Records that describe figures
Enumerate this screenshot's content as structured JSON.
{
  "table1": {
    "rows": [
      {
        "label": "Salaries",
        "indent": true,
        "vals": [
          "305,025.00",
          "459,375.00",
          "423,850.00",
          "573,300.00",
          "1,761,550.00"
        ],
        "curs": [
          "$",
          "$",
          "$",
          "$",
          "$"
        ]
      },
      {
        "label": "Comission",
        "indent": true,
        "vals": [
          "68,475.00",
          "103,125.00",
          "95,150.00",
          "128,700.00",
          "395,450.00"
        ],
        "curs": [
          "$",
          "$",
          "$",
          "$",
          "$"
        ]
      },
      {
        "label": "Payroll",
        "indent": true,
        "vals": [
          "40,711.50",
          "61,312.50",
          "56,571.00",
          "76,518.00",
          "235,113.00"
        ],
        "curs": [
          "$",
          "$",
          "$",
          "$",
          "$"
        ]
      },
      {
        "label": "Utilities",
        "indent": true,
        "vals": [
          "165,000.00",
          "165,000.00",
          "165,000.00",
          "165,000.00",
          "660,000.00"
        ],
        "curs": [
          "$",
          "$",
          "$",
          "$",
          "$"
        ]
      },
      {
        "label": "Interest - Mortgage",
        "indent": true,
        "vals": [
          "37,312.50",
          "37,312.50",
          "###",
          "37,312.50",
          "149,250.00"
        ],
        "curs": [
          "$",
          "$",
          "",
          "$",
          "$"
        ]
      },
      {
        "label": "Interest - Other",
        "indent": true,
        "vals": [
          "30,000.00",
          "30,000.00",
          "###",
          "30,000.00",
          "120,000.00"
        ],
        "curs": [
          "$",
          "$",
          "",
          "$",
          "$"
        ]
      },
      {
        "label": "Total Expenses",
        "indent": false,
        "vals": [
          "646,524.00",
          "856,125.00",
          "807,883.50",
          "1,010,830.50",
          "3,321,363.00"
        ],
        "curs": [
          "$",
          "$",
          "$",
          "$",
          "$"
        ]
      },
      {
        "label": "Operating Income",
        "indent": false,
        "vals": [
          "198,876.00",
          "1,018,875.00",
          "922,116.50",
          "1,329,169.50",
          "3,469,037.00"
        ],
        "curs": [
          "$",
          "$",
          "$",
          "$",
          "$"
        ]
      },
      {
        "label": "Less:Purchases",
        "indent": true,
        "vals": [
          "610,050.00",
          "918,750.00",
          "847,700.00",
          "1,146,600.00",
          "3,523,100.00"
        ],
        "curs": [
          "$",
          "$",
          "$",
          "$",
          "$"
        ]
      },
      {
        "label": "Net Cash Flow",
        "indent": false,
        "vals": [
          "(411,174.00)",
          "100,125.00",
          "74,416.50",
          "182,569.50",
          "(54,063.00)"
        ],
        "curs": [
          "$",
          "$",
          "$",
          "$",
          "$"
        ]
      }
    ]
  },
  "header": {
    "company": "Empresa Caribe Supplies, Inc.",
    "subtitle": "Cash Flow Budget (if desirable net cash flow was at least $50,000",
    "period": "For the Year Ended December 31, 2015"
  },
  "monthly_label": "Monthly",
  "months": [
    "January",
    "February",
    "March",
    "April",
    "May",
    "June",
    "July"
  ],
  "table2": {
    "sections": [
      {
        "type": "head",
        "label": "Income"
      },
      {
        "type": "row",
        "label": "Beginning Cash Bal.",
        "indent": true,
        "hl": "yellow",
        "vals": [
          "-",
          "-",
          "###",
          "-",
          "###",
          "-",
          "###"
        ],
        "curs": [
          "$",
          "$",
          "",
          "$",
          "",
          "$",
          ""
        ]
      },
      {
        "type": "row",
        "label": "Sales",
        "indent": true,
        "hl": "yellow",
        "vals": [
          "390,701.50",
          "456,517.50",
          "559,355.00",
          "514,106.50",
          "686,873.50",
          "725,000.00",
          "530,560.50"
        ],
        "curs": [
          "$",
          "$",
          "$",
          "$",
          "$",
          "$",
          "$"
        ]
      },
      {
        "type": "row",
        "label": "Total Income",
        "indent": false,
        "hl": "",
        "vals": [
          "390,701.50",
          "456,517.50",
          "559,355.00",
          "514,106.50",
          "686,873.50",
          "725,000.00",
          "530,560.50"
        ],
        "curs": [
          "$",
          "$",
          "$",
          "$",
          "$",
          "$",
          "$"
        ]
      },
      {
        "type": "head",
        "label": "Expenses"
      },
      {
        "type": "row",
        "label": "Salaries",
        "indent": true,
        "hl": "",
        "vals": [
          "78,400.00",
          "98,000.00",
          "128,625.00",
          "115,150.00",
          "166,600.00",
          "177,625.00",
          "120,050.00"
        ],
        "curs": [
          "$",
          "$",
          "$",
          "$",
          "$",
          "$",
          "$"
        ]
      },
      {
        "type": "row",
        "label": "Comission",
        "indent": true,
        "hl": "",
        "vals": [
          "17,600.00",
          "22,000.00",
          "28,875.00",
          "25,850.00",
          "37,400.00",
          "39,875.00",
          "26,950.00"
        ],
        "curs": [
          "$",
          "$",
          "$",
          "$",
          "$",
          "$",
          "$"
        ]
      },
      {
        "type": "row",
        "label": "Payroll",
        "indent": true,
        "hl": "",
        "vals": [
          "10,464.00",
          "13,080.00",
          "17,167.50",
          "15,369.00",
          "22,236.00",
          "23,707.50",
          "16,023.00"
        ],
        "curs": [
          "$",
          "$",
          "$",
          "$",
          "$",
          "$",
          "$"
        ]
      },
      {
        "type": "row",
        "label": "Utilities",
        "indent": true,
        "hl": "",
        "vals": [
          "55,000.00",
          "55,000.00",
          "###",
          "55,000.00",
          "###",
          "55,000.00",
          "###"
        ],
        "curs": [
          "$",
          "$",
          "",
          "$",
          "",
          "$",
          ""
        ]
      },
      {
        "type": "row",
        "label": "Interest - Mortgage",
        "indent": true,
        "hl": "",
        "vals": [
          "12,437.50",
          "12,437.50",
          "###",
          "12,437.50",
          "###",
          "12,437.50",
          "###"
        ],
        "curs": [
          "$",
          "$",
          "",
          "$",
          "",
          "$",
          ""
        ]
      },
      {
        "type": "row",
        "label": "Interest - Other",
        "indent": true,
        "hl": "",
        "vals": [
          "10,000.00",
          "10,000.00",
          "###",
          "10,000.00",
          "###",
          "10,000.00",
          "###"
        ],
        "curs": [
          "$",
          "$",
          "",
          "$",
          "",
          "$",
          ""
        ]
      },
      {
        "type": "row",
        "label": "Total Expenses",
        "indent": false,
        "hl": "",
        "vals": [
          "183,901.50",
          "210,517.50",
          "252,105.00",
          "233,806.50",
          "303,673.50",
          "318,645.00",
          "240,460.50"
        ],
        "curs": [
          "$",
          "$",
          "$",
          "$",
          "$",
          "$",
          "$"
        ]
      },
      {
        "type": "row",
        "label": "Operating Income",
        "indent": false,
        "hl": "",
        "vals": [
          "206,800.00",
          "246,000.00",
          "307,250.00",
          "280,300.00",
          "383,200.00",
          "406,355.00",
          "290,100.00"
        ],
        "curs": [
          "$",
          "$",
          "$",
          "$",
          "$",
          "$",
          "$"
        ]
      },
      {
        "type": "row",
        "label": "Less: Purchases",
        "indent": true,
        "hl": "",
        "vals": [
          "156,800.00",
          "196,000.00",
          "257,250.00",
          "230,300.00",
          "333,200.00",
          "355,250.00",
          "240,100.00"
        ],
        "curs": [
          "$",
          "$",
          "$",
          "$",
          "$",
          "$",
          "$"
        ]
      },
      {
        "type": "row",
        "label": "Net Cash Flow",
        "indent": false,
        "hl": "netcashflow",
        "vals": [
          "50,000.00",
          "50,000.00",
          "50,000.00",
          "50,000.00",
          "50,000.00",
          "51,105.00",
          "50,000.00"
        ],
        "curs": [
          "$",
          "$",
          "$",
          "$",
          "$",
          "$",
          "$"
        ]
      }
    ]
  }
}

PROBLEM TO WORK ON
Look for lines containing the string "Income" and copy them all.

COMPLETED EXERCISE
        "label": "Operating Income",
        "label": "Income"
        "label": "Total Income",
        "label": "Operating Income",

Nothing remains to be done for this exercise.